Brief: Return the listing below verbatim. Pictures do not belong in the copy.

Collected data:
— BEGIN —
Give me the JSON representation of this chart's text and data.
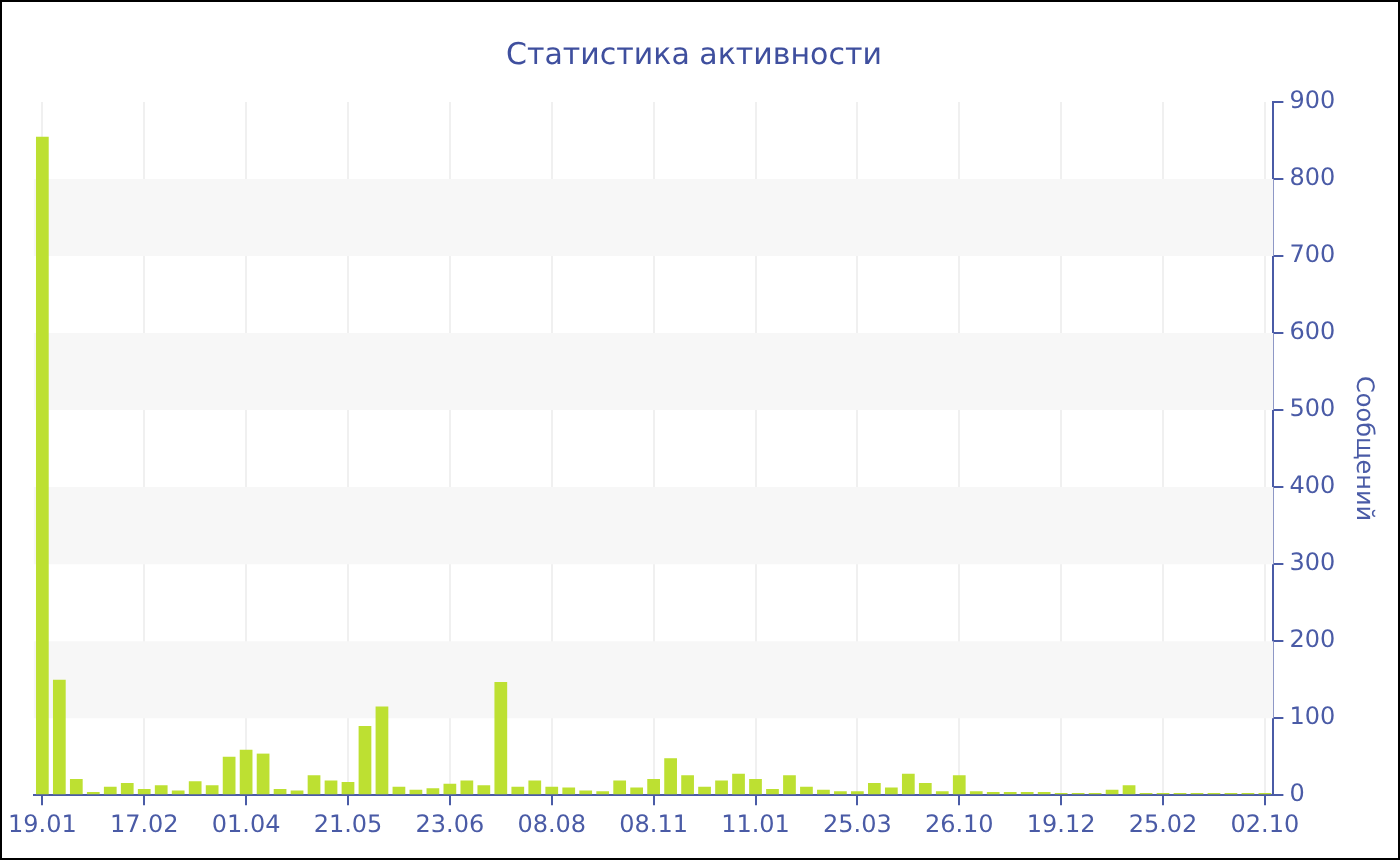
{
  "chart_data": {
    "type": "bar",
    "title": "Статистика активности",
    "ylabel": "Сообщений",
    "categories": [
      "19.01",
      null,
      null,
      null,
      null,
      null,
      "17.02",
      null,
      null,
      null,
      null,
      null,
      "01.04",
      null,
      null,
      null,
      null,
      null,
      "21.05",
      null,
      null,
      null,
      null,
      null,
      "23.06",
      null,
      null,
      null,
      null,
      null,
      "08.08",
      null,
      null,
      null,
      null,
      null,
      "08.11",
      null,
      null,
      null,
      null,
      null,
      "11.01",
      null,
      null,
      null,
      null,
      null,
      "25.03",
      null,
      null,
      null,
      null,
      null,
      "26.10",
      null,
      null,
      null,
      null,
      null,
      "19.12",
      null,
      null,
      null,
      null,
      null,
      "25.02",
      null,
      null,
      null,
      null,
      null,
      "02.10"
    ],
    "values": [
      855,
      150,
      21,
      4,
      11,
      16,
      8,
      13,
      6,
      18,
      13,
      50,
      59,
      54,
      8,
      6,
      26,
      19,
      17,
      90,
      115,
      11,
      7,
      9,
      15,
      19,
      13,
      147,
      11,
      19,
      11,
      10,
      6,
      5,
      19,
      10,
      21,
      48,
      26,
      11,
      19,
      28,
      21,
      8,
      26,
      11,
      7,
      5,
      5,
      16,
      10,
      28,
      16,
      5,
      26,
      5,
      4,
      4,
      4,
      4,
      3,
      3,
      3,
      7,
      13,
      3,
      3,
      3,
      3,
      3,
      3,
      3,
      3
    ],
    "color": "#bde032",
    "ylim": [
      0,
      900
    ],
    "yticks": [
      0,
      100,
      200,
      300,
      400,
      500,
      600,
      700,
      800,
      900
    ],
    "grid": true
  }
}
— END —
Task response:
Give me the JSON representation of this chart's text and data.
{
  "chart_data": {
    "type": "bar",
    "title": "Статистика активности",
    "ylabel": "Сообщений",
    "categories": [
      "19.01",
      null,
      null,
      null,
      null,
      null,
      "17.02",
      null,
      null,
      null,
      null,
      null,
      "01.04",
      null,
      null,
      null,
      null,
      null,
      "21.05",
      null,
      null,
      null,
      null,
      null,
      "23.06",
      null,
      null,
      null,
      null,
      null,
      "08.08",
      null,
      null,
      null,
      null,
      null,
      "08.11",
      null,
      null,
      null,
      null,
      null,
      "11.01",
      null,
      null,
      null,
      null,
      null,
      "25.03",
      null,
      null,
      null,
      null,
      null,
      "26.10",
      null,
      null,
      null,
      null,
      null,
      "19.12",
      null,
      null,
      null,
      null,
      null,
      "25.02",
      null,
      null,
      null,
      null,
      null,
      "02.10"
    ],
    "values": [
      855,
      150,
      21,
      4,
      11,
      16,
      8,
      13,
      6,
      18,
      13,
      50,
      59,
      54,
      8,
      6,
      26,
      19,
      17,
      90,
      115,
      11,
      7,
      9,
      15,
      19,
      13,
      147,
      11,
      19,
      11,
      10,
      6,
      5,
      19,
      10,
      21,
      48,
      26,
      11,
      19,
      28,
      21,
      8,
      26,
      11,
      7,
      5,
      5,
      16,
      10,
      28,
      16,
      5,
      26,
      5,
      4,
      4,
      4,
      4,
      3,
      3,
      3,
      7,
      13,
      3,
      3,
      3,
      3,
      3,
      3,
      3,
      3
    ],
    "color": "#bde032",
    "ylim": [
      0,
      900
    ],
    "yticks": [
      0,
      100,
      200,
      300,
      400,
      500,
      600,
      700,
      800,
      900
    ],
    "grid": true
  }
}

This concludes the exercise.